▶ [Set problem] Locate all lines with the word "triangle" and copy them out.

Records from a data source:
——

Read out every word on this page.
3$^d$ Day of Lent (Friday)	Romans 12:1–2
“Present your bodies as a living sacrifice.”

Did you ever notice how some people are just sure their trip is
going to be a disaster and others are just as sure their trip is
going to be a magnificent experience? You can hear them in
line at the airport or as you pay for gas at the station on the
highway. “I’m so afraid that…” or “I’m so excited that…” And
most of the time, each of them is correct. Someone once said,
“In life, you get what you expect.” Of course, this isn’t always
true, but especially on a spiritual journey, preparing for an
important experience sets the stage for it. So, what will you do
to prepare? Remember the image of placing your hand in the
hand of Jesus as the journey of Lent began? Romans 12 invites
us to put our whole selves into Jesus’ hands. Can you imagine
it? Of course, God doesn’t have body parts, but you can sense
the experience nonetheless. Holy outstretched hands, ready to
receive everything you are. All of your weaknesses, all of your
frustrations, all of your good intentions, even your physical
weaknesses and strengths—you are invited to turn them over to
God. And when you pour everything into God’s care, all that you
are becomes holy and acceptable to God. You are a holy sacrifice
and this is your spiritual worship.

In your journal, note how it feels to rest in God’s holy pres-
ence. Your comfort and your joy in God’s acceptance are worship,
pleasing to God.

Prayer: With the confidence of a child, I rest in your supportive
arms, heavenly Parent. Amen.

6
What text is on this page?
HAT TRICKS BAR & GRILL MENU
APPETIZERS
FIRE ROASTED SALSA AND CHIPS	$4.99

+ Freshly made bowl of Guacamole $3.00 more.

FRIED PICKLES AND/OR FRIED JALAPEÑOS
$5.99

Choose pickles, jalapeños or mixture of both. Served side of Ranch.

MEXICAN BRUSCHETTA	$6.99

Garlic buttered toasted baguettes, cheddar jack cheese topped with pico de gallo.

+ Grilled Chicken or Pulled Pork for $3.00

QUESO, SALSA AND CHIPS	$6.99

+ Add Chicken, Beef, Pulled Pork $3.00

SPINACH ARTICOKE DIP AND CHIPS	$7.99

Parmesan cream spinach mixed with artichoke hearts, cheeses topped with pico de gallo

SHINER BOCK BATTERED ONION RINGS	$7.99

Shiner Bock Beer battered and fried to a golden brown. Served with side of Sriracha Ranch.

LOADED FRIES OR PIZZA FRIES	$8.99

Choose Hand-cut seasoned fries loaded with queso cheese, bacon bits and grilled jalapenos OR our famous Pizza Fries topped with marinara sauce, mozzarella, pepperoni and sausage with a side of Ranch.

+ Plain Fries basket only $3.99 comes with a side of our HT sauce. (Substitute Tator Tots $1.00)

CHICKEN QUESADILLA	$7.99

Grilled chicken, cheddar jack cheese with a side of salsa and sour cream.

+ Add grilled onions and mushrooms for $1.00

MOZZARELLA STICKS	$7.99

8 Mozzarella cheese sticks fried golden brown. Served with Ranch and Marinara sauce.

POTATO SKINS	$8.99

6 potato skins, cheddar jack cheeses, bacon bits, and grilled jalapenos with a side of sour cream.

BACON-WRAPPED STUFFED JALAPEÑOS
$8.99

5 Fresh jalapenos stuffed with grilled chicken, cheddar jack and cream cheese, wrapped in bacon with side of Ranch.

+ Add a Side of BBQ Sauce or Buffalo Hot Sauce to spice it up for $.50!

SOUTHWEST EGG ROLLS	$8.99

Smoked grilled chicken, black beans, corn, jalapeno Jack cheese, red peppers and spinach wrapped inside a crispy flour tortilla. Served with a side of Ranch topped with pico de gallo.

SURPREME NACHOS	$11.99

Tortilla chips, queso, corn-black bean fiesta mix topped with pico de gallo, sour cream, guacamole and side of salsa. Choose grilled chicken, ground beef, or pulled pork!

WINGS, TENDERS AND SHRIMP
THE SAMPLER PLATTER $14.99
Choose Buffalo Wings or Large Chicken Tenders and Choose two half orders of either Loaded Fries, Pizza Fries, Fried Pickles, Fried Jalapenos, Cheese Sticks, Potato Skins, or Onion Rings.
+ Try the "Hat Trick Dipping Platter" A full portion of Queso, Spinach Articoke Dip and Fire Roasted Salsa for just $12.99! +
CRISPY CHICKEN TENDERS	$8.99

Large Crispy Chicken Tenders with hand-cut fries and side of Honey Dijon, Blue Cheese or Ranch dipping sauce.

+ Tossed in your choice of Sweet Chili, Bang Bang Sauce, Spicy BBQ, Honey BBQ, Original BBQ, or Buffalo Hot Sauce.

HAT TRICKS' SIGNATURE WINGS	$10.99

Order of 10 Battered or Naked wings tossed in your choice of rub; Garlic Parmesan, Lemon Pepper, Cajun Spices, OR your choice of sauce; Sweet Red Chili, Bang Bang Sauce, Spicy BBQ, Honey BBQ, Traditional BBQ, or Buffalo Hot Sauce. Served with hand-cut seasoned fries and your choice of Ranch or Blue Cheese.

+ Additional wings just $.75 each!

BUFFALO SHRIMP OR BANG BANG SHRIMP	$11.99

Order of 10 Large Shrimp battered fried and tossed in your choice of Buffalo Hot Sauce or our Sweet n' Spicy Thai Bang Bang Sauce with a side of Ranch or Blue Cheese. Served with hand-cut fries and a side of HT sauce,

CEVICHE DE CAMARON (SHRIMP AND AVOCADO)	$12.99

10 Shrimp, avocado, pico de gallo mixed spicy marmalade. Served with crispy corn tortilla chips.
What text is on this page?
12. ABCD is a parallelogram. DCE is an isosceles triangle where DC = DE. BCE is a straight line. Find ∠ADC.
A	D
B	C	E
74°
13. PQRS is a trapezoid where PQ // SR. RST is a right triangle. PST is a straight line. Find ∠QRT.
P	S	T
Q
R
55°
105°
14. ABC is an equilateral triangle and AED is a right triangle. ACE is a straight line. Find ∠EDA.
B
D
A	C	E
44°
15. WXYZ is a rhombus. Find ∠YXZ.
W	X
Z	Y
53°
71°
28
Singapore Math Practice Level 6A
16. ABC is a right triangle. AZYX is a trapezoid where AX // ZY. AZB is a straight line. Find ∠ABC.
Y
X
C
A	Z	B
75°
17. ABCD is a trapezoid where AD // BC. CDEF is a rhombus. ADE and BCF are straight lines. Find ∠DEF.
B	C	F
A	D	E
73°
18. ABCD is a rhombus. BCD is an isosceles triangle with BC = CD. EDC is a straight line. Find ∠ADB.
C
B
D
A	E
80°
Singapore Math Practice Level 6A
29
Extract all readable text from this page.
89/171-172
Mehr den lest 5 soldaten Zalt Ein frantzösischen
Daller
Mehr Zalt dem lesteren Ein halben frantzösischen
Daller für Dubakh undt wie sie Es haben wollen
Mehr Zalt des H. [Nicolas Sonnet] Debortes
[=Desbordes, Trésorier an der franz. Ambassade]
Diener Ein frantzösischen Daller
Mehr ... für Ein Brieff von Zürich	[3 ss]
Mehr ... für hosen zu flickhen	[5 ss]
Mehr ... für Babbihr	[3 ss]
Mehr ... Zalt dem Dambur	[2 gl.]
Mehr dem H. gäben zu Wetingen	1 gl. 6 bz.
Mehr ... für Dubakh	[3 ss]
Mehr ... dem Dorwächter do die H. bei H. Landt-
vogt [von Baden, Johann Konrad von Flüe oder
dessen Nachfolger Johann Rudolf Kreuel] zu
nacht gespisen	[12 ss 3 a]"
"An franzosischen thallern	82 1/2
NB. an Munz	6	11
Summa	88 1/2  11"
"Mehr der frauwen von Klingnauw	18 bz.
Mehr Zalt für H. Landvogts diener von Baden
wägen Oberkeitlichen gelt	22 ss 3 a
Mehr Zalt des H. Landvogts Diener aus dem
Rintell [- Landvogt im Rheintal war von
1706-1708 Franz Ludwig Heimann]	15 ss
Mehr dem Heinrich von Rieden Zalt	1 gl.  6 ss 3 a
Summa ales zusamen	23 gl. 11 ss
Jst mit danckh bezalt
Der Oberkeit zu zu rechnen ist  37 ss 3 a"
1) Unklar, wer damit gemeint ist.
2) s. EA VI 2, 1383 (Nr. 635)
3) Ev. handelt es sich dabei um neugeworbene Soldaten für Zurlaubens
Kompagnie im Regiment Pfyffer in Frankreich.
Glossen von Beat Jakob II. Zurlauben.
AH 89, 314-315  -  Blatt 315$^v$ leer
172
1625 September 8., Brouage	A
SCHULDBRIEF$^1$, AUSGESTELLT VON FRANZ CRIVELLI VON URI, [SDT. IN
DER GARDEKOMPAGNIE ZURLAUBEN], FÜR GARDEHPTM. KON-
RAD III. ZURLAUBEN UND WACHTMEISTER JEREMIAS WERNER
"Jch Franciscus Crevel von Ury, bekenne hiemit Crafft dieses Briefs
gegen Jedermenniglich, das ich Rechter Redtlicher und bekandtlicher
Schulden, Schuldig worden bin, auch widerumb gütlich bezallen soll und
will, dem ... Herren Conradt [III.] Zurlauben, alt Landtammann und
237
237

——

▶ [Result of this exercise]
12. ABCD is a parallelogram. DCE is an isosceles triangle where DC = DE. BCE is a straight line. Find ∠ADC.
13. PQRS is a trapezoid where PQ // SR. RST is a right triangle. PST is a straight line. Find ∠QRT.
14. ABC is an equilateral triangle and AED is a right triangle. ACE is a straight line. Find ∠EDA.
16. ABC is a right triangle. AZYX is a trapezoid where AX // ZY. AZB is a straight line. Find ∠ABC.
18. ABCD is a rhombus. BCD is an isosceles triangle with BC = CD. EDC is a straight line. Find ∠ADB.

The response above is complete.